**Data rows:**
■ ■ ■

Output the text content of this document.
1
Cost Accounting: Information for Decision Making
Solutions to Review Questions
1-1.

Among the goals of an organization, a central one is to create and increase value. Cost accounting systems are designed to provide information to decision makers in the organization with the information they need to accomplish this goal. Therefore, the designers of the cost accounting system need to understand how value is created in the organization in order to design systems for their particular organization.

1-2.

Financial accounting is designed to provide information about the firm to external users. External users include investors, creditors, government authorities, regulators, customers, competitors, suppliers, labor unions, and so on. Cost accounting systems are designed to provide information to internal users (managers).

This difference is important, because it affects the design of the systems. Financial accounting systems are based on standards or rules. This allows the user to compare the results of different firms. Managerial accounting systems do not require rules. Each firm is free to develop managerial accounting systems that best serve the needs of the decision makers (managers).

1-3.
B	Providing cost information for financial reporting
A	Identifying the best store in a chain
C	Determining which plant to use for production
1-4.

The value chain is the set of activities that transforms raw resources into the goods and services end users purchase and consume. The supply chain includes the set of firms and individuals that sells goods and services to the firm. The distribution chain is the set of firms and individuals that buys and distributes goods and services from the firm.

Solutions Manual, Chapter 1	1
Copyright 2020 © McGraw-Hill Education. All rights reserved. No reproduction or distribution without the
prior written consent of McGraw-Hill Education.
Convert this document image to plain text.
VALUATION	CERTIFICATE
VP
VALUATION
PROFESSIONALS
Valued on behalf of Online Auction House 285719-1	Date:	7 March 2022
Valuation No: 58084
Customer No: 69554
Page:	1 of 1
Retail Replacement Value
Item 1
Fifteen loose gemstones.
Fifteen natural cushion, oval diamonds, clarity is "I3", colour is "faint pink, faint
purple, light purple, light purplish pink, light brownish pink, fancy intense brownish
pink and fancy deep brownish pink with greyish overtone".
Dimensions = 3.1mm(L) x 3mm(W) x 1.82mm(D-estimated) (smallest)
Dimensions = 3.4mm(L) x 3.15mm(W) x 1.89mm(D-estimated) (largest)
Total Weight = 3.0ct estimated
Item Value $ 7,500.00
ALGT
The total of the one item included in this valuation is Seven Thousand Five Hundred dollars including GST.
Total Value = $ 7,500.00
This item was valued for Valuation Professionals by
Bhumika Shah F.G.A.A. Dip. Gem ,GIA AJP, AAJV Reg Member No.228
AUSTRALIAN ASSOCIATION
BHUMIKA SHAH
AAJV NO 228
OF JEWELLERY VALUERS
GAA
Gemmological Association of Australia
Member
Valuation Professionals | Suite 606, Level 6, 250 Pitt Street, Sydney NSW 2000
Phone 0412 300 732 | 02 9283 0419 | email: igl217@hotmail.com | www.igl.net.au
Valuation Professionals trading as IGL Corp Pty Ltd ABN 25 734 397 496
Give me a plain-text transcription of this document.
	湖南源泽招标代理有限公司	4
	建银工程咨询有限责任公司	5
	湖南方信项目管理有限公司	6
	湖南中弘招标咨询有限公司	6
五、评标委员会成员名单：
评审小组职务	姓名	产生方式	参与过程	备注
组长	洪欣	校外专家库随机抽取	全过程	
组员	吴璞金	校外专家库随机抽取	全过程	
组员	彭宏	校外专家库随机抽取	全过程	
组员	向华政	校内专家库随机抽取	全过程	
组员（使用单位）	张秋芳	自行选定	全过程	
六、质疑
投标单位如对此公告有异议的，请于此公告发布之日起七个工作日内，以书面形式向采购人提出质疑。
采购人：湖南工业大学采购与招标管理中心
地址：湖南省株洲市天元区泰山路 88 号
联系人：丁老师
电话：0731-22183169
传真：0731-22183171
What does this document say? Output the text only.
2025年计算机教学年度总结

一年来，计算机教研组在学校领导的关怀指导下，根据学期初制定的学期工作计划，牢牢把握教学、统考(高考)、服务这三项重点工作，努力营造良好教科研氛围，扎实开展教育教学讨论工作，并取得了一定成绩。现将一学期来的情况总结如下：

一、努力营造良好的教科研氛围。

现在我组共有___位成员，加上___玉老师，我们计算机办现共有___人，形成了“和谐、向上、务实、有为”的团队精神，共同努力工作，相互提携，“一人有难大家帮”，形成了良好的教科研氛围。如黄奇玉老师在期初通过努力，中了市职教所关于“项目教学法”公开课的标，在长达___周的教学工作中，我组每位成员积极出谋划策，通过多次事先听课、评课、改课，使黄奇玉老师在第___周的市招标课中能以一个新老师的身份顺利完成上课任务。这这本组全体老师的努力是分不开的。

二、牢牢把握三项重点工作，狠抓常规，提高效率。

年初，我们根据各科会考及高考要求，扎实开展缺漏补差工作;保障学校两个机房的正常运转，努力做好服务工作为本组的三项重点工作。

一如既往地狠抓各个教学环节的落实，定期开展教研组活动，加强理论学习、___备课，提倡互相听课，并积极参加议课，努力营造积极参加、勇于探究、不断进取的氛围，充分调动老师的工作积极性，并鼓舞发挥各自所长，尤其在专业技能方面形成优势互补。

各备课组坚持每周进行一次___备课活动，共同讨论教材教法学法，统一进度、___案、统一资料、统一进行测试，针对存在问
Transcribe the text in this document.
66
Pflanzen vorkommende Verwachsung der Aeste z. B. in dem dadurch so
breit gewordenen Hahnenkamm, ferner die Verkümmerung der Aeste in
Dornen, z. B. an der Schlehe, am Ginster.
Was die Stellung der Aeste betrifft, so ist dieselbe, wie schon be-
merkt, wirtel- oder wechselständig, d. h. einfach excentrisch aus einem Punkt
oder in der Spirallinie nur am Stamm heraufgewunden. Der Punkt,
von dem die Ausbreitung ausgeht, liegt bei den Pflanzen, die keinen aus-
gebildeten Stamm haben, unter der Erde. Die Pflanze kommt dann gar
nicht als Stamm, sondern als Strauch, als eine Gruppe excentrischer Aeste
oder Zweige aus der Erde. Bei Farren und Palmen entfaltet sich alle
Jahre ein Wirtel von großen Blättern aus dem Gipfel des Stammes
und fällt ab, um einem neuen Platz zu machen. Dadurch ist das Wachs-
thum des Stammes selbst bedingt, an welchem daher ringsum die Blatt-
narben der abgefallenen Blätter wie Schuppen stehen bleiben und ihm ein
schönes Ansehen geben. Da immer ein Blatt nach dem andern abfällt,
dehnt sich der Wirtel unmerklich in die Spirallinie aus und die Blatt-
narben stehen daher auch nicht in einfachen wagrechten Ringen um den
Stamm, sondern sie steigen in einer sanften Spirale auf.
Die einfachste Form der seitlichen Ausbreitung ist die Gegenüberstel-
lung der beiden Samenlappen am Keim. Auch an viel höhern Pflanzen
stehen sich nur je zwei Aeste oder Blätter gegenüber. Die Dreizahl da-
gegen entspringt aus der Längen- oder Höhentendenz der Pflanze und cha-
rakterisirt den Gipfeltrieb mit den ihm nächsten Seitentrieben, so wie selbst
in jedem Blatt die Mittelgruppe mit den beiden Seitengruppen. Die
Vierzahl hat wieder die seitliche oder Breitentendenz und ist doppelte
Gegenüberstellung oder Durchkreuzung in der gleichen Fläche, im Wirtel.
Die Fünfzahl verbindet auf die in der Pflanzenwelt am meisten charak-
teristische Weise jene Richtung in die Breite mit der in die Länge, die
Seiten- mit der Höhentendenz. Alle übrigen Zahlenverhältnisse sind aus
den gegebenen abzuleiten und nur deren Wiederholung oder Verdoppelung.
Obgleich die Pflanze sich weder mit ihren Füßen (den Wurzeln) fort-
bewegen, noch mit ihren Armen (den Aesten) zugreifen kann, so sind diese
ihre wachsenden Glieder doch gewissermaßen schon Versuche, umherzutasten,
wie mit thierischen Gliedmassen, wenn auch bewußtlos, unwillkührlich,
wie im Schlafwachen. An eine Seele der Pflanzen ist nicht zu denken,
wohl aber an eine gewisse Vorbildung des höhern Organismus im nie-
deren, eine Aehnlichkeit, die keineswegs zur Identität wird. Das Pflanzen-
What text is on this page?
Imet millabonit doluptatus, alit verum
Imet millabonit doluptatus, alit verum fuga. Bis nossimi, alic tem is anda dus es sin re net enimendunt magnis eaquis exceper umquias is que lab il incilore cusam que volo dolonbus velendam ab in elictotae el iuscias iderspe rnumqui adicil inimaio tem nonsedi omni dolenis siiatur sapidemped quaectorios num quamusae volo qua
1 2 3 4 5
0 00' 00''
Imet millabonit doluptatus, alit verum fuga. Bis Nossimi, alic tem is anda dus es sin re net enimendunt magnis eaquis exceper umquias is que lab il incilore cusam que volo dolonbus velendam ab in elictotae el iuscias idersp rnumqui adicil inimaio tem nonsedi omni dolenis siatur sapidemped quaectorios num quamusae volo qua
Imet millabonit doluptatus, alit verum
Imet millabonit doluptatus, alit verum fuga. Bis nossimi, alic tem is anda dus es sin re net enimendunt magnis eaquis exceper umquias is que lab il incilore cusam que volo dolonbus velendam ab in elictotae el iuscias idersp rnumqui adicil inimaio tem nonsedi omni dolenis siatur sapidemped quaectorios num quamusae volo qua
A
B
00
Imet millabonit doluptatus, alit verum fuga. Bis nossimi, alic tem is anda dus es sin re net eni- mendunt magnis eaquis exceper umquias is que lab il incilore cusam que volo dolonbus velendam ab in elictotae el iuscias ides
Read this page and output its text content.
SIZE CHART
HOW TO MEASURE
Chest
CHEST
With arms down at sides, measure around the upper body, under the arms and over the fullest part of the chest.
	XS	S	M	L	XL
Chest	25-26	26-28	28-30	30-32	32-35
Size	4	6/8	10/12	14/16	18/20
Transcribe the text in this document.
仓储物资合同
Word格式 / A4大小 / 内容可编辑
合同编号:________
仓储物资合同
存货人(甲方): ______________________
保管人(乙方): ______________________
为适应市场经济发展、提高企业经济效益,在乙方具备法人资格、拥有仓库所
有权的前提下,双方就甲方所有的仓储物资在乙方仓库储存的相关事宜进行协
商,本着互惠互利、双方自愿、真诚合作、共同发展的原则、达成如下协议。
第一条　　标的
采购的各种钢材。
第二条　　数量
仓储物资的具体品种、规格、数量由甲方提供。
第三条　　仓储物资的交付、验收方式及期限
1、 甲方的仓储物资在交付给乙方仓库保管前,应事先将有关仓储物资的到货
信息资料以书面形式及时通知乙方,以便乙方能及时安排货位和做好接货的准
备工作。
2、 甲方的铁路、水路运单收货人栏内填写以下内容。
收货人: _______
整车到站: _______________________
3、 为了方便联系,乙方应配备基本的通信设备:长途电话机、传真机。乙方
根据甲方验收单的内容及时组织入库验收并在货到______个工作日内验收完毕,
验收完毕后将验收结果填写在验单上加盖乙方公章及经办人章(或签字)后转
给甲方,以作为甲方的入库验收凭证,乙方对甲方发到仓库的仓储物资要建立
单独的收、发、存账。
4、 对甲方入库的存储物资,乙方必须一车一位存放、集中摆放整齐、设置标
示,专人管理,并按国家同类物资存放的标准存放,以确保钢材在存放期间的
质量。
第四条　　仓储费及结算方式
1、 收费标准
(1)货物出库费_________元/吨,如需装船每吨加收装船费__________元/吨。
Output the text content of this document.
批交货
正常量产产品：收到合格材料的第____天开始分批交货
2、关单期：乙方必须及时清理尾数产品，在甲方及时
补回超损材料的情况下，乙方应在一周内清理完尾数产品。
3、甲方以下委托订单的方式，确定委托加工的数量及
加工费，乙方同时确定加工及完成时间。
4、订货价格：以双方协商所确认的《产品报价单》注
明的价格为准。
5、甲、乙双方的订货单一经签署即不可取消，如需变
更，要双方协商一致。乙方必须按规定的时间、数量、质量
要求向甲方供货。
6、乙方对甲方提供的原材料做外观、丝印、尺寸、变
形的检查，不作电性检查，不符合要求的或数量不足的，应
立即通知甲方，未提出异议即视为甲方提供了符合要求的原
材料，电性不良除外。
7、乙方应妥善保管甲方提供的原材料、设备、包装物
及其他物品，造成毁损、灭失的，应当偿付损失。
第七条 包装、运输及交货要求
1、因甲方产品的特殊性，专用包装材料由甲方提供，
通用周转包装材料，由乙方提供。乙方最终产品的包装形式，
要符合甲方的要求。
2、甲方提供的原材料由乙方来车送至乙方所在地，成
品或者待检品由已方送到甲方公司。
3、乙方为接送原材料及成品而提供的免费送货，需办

■ ■ ■

**Work required:** Pull every line containing "estimated" from the material above.

**Result below:**
Dimensions = 3.1mm(L) x 3mm(W) x 1.82mm(D-estimated) (smallest)
Dimensions = 3.4mm(L) x 3.15mm(W) x 1.89mm(D-estimated) (largest)
Total Weight = 3.0ct estimated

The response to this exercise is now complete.